Exercise task a
Format the stretch of the records from the line containing "connector-2020-0 bbox=[489, 618, 520, 621]" through the line containing "y-tick-label-14: 14 bbox=[74, 478, 88, 491]" as a numbered list, leaving out any blank lines.

Security Federal Savings
 Bank of McMinnville, TN
306 W. Main Street
McMinnville, Tennessee 37110


         Re:      Certain Federal Income Tax Consequences Relating to Proposed
                  Holding Company Conversion of Security Federal Savings Bank of
                  McMinnville, TN and Subsequent Conversion to a Commercial Bank
                  --------------------------------------------------------------
Gentlemen:

         In accordance with your request, set forth herein is the opinion of
this firm relating to certain federal income tax consequences of (i) the
proposed conversion of Security Federal Savings Bank of McMinnville (the
"Savings Bank") from a federally-chartered mutual savings bank to a
federally-chartered stock savings bank (the "Converted Savings Bank") (the
"Stock Conversion"); (ii) the concurrent acquisition of 100% of the outstanding
capital stock of the Converted Savings Bank by a parent holding company formed
at the direction of the Board of Directors of the Savings Bank and to be known
as Security Bancorp, Inc. (the "Holding Company"); and, thereafter, (iii) the
conversion of the Converted Savings Bank to a Tennessee- chartered commercial
bank (the "Converted Bank") (the "Bank Conversion"). The Stock Conversion and
the Bank Conversion are referred to herein collectively as the "Conversion."

Provided records
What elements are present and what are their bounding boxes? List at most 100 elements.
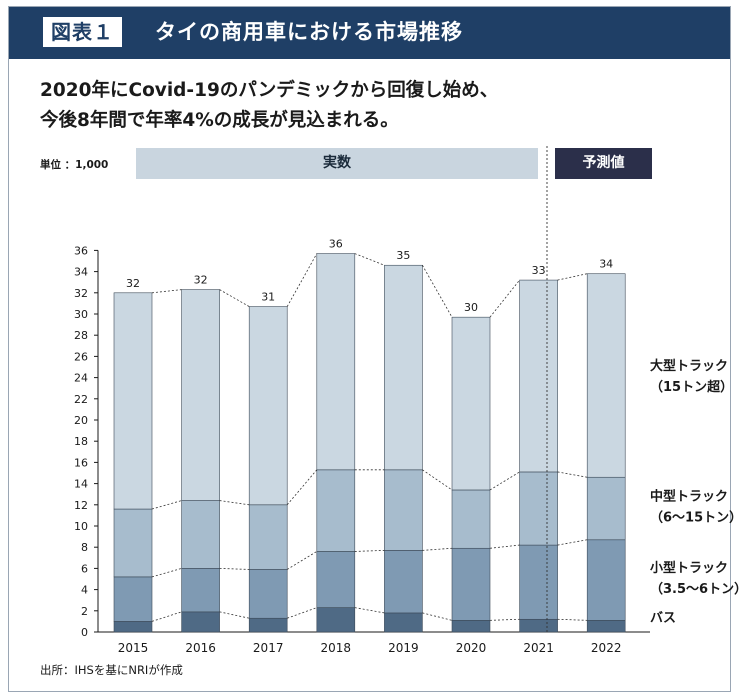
connector-2020-0 bbox=[489, 618, 520, 621]
series-label-3-line-1: （15トン超） bbox=[650, 379, 733, 395]
x-tick-label-2015: 2015 bbox=[118, 641, 149, 655]
x-tick-label-2020: 2020 bbox=[456, 641, 487, 655]
total-label-2021: 33 bbox=[532, 264, 546, 277]
y-tick-label-14: 14 bbox=[74, 478, 88, 491]
series-label-0-line-0: バス bbox=[650, 611, 676, 626]
y-tick-label-4: 4 bbox=[81, 584, 88, 597]
forecast-band: 予測値 bbox=[555, 148, 652, 179]
connector-2017-0 bbox=[287, 607, 317, 619]
connector-2019-1 bbox=[422, 547, 453, 551]
connector-2018-0 bbox=[354, 607, 385, 614]
connector-2017-1 bbox=[286, 551, 318, 570]
connector-2015-2 bbox=[151, 500, 182, 510]
figure-header: 図表１ タイの商用車における市場推移 bbox=[9, 7, 730, 59]
unit-label: 単位 ：1,000 bbox=[40, 159, 109, 171]
total-label-2020: 30 bbox=[464, 301, 478, 314]
bar-2020-series-1 bbox=[451, 547, 491, 621]
bar-2021-series-1 bbox=[519, 544, 558, 620]
bar-2019-series-2 bbox=[384, 469, 423, 551]
x-tick-label-2017: 2017 bbox=[253, 641, 284, 655]
connector-2019-3 bbox=[422, 265, 453, 318]
connector-2020-2 bbox=[489, 471, 520, 491]
bar-2015-series-2 bbox=[113, 508, 153, 578]
y-tick-label-34: 34 bbox=[74, 266, 88, 279]
y-tick-label-28: 28 bbox=[74, 329, 88, 342]
connector-2016-3 bbox=[219, 289, 250, 307]
figure-label: 図表１ bbox=[43, 17, 122, 47]
series-label-1-line-1: （3.5～6トン） bbox=[650, 581, 740, 597]
bar-2018-series-3 bbox=[316, 253, 356, 471]
y-tick-label-8: 8 bbox=[81, 541, 88, 554]
bar-2022-series-0 bbox=[586, 620, 626, 633]
bar-2017-series-1 bbox=[248, 569, 288, 619]
series-label-2-line-0: 中型トラック bbox=[650, 489, 728, 505]
subtitle: 2020年にCovid-19のパンデミックから回復し始め、 今後8年間で年率4%… bbox=[40, 76, 660, 136]
actual-band: 実数 bbox=[136, 148, 538, 179]
x-tick-label-2018: 2018 bbox=[321, 641, 352, 655]
connector-2016-0 bbox=[219, 611, 250, 619]
connector-2019-2 bbox=[422, 469, 453, 491]
bar-2015-series-0 bbox=[113, 621, 153, 633]
bar-2021-series-2 bbox=[519, 471, 558, 546]
connector-2019-0 bbox=[422, 612, 453, 621]
y-tick-label-16: 16 bbox=[74, 456, 88, 469]
bar-2015-series-1 bbox=[113, 576, 153, 622]
bar-2015-series-3 bbox=[113, 292, 153, 510]
y-tick-label-30: 30 bbox=[74, 308, 88, 321]
connector-2020-1 bbox=[489, 544, 520, 549]
bar-2017-series-3 bbox=[248, 306, 288, 506]
connector-2016-1 bbox=[219, 568, 250, 570]
figure-title: タイの商用車における市場推移 bbox=[155, 20, 463, 44]
bar-2020-series-2 bbox=[451, 489, 491, 549]
y-tick-label-26: 26 bbox=[74, 350, 88, 363]
y-tick-label-10: 10 bbox=[74, 520, 88, 533]
series-label-2-line-1: （6～15トン） bbox=[650, 510, 740, 526]
bar-2019-series-1 bbox=[384, 550, 423, 614]
connector-2015-0 bbox=[151, 611, 182, 622]
total-label-2022: 34 bbox=[599, 258, 613, 271]
bar-2019-series-3 bbox=[384, 264, 423, 471]
bar-2016-series-3 bbox=[181, 289, 220, 501]
bar-2017-series-0 bbox=[248, 617, 288, 633]
bar-2022-series-2 bbox=[586, 476, 626, 541]
connector-2016-2 bbox=[219, 500, 250, 506]
x-tick-label-2022: 2022 bbox=[591, 641, 622, 655]
total-label-2018: 36 bbox=[329, 238, 343, 251]
x-tick-label-2016: 2016 bbox=[185, 641, 216, 655]
connector-2018-1 bbox=[354, 549, 385, 552]
bar-2022-series-1 bbox=[586, 539, 626, 621]
series-label-1-line-0: 小型トラック bbox=[650, 560, 728, 576]
connector-2021-3 bbox=[557, 273, 588, 281]
bar-2022-series-3 bbox=[586, 273, 626, 478]
x-tick-label-2021: 2021 bbox=[523, 641, 554, 655]
y-tick-label-32: 32 bbox=[74, 287, 88, 300]
bar-2018-series-2 bbox=[316, 469, 356, 552]
y-tick-label-24: 24 bbox=[74, 372, 88, 385]
connector-2015-1 bbox=[151, 568, 182, 578]
series-label-3-line-0: 大型トラック bbox=[650, 358, 728, 374]
x-tick-label-2019: 2019 bbox=[388, 641, 419, 655]
total-label-2015: 32 bbox=[126, 277, 140, 290]
total-label-2016: 32 bbox=[194, 274, 208, 287]
y-tick-label-12: 12 bbox=[74, 499, 88, 512]
bar-2021-series-3 bbox=[519, 279, 558, 473]
bar-2016-series-1 bbox=[181, 568, 220, 613]
total-label-2017: 31 bbox=[261, 291, 275, 304]
bar-2016-series-0 bbox=[181, 611, 220, 633]
connector-2021-1 bbox=[557, 539, 588, 546]
y-tick-label-36: 36 bbox=[74, 244, 88, 257]
connector-2017-2 bbox=[286, 469, 318, 506]
y-tick-label-6: 6 bbox=[81, 562, 88, 575]
subtitle-line-1: 2020年にCovid-19のパンデミックから回復し始め、 bbox=[40, 80, 499, 101]
y-tick-label-0: 0 bbox=[81, 626, 88, 639]
bar-2017-series-2 bbox=[248, 504, 288, 570]
connector-2021-2 bbox=[557, 471, 588, 478]
y-tick-label-22: 22 bbox=[74, 393, 88, 406]
y-tick-label-18: 18 bbox=[74, 435, 88, 448]
connector-2017-3 bbox=[286, 253, 318, 307]
source-note: 出所：IHSを基にNRIが作成 bbox=[40, 663, 183, 677]
connector-2020-3 bbox=[489, 279, 520, 318]
bar-2020-series-3 bbox=[451, 316, 491, 491]
y-tick-label-2: 2 bbox=[81, 605, 88, 618]
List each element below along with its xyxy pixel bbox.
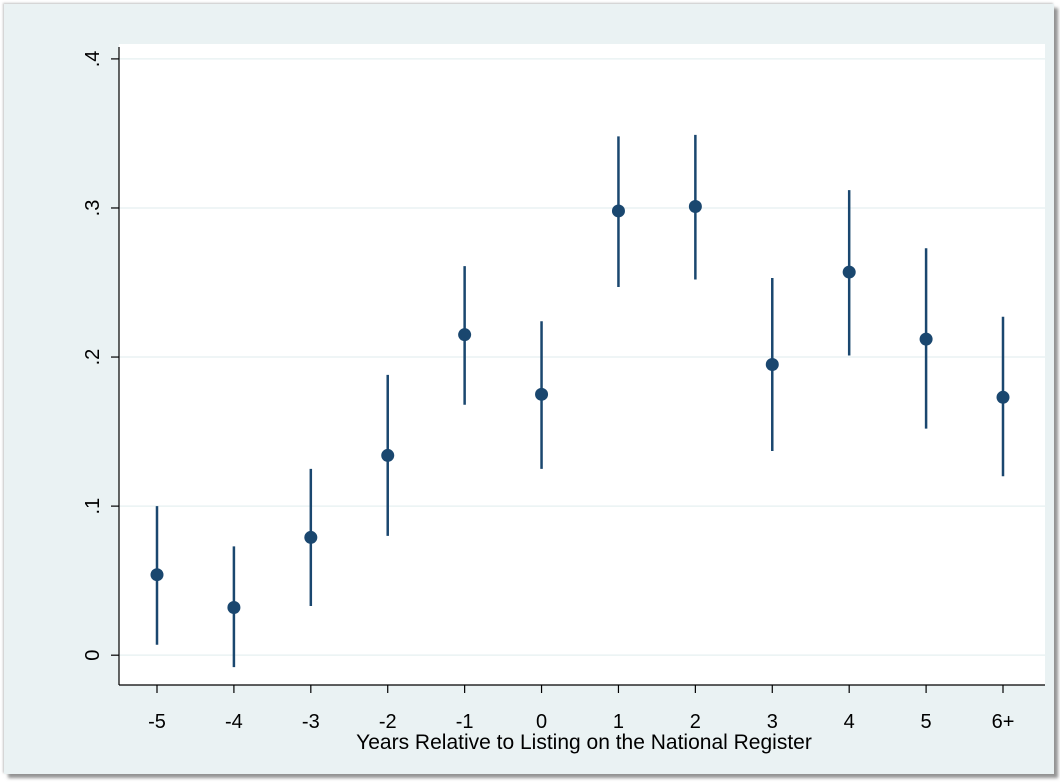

Exercise task b
Extract the passage on the federal income tax consequences of the savings bank's conversion in full, word for word.

Full solution a
1. connector-2020-0 bbox=[489, 618, 520, 621]
2. series-label-3-line-1: （15トン超） bbox=[650, 379, 733, 395]
3. x-tick-label-2015: 2015 bbox=[118, 641, 149, 655]
4. x-tick-label-2020: 2020 bbox=[456, 641, 487, 655]
5. total-label-2021: 33 bbox=[532, 264, 546, 277]
6. y-tick-label-14: 14 bbox=[74, 478, 88, 491]

Full solution b
Security Federal Savings
 Bank of McMinnville, TN
306 W. Main Street
McMinnville, Tennessee 37110


         Re:      Certain Federal Income Tax Consequences Relating to Proposed
                  Holding Company Conversion of Security Federal Savings Bank of
                  McMinnville, TN and Subsequent Conversion to a Commercial Bank
                  --------------------------------------------------------------
Gentlemen:

         In accordance with your request, set forth herein is the opinion of
this firm relating to certain federal income tax consequences of (i) the
proposed conversion of Security Federal Savings Bank of McMinnville (the
"Savings Bank") from a federally-chartered mutual savings bank to a
federally-chartered stock savings bank (the "Converted Savings Bank") (the
"Stock Conversion"); (ii) the concurrent acquisition of 100% of the outstanding
capital stock of the Converted Savings Bank by a parent holding company formed
at the direction of the Board of Directors of the Savings Bank and to be known
as Security Bancorp, Inc. (the "Holding Company"); and, thereafter, (iii) the
conversion of the Converted Savings Bank to a Tennessee- chartered commercial
bank (the "Converted Bank") (the "Bank Conversion"). The Stock Conversion and
the Bank Conversion are referred to herein collectively as the "Conversion."